## Instruction
Word for word, transcribe the lines below and drop the pictures.

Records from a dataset
╔══

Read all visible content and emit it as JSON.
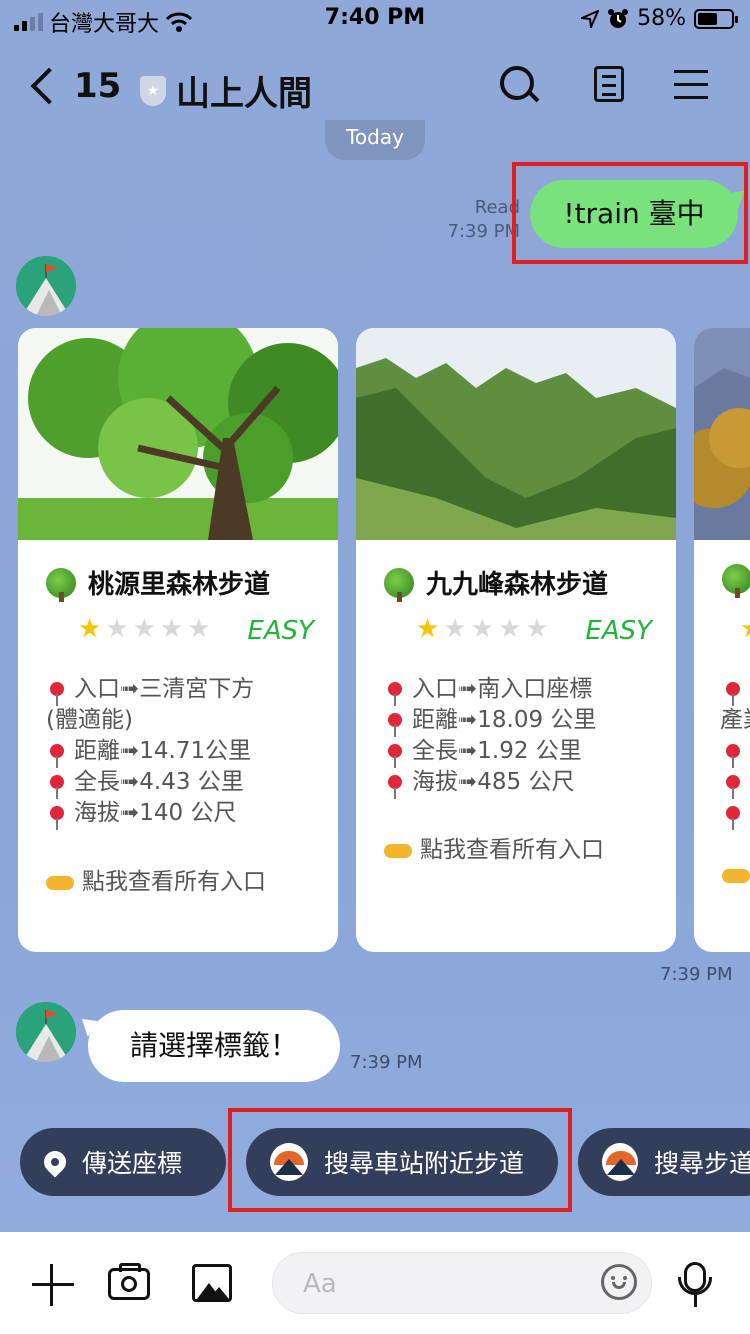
{
  "status_bar": {
    "carrier": "台灣大哥大",
    "time": "7:40 PM",
    "battery": "58%",
    "battery_level": 0.58
  },
  "header": {
    "back_count": "15",
    "chat_title": "山上人間"
  },
  "chat": {
    "date_divider": "Today",
    "sent": {
      "read_label": "Read",
      "time": "7:39 PM",
      "text": "!train 臺中"
    },
    "carousel": {
      "time": "7:39 PM",
      "cards": [
        {
          "name": "桃源里森林步道",
          "rating": 1,
          "max_rating": 5,
          "difficulty": "EASY",
          "entrance": "入口➟三清宮下方",
          "entrance_cont": "(體適能)",
          "distance": "距離➟14.71公里",
          "length": "全長➟4.43 公里",
          "altitude": "海拔➟140 公尺",
          "cta": "點我查看所有入口"
        },
        {
          "name": "九九峰森林步道",
          "rating": 1,
          "max_rating": 5,
          "difficulty": "EASY",
          "entrance": "入口➟南入口座標",
          "entrance_cont": "",
          "distance": "距離➟18.09 公里",
          "length": "全長➟1.92 公里",
          "altitude": "海拔➟485 公尺",
          "cta": "點我查看所有入口"
        }
      ],
      "partial_card": {
        "entrance_prefix": "產業"
      }
    },
    "received": {
      "text": "請選擇標籤！",
      "time": "7:39 PM"
    }
  },
  "quick_replies": [
    {
      "label": "傳送座標",
      "icon": "location-pin-icon"
    },
    {
      "label": "搜尋車站附近步道",
      "icon": "mountain-logo-icon"
    },
    {
      "label": "搜尋步道",
      "icon": "mountain-logo-icon"
    }
  ],
  "input_bar": {
    "placeholder": "Aa"
  },
  "colors": {
    "chat_background": "#8aa5d8",
    "sent_bubble": "#79e27c",
    "highlight_box": "#e02020",
    "quick_reply_bg": "#333e5a",
    "difficulty_easy": "#22b43a",
    "star_on": "#f5c400"
  }
}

╚══

## Full output
Read all visible content and emit it as JSON.
{
  "status_bar": {
    "carrier": "台灣大哥大",
    "time": "7:40 PM",
    "battery": "58%",
    "battery_level": 0.58
  },
  "header": {
    "back_count": "15",
    "chat_title": "山上人間"
  },
  "chat": {
    "date_divider": "Today",
    "sent": {
      "read_label": "Read",
      "time": "7:39 PM",
      "text": "!train 臺中"
    },
    "carousel": {
      "time": "7:39 PM",
      "cards": [
        {
          "name": "桃源里森林步道",
          "rating": 1,
          "max_rating": 5,
          "difficulty": "EASY",
          "entrance": "入口➟三清宮下方",
          "entrance_cont": "(體適能)",
          "distance": "距離➟14.71公里",
          "length": "全長➟4.43 公里",
          "altitude": "海拔➟140 公尺",
          "cta": "點我查看所有入口"
        },
        {
          "name": "九九峰森林步道",
          "rating": 1,
          "max_rating": 5,
          "difficulty": "EASY",
          "entrance": "入口➟南入口座標",
          "entrance_cont": "",
          "distance": "距離➟18.09 公里",
          "length": "全長➟1.92 公里",
          "altitude": "海拔➟485 公尺",
          "cta": "點我查看所有入口"
        }
      ],
      "partial_card": {
        "entrance_prefix": "產業"
      }
    },
    "received": {
      "text": "請選擇標籤！",
      "time": "7:39 PM"
    }
  },
  "quick_replies": [
    {
      "label": "傳送座標",
      "icon": "location-pin-icon"
    },
    {
      "label": "搜尋車站附近步道",
      "icon": "mountain-logo-icon"
    },
    {
      "label": "搜尋步道",
      "icon": "mountain-logo-icon"
    }
  ],
  "input_bar": {
    "placeholder": "Aa"
  },
  "colors": {
    "chat_background": "#8aa5d8",
    "sent_bubble": "#79e27c",
    "highlight_box": "#e02020",
    "quick_reply_bg": "#333e5a",
    "difficulty_easy": "#22b43a",
    "star_on": "#f5c400"
  }
}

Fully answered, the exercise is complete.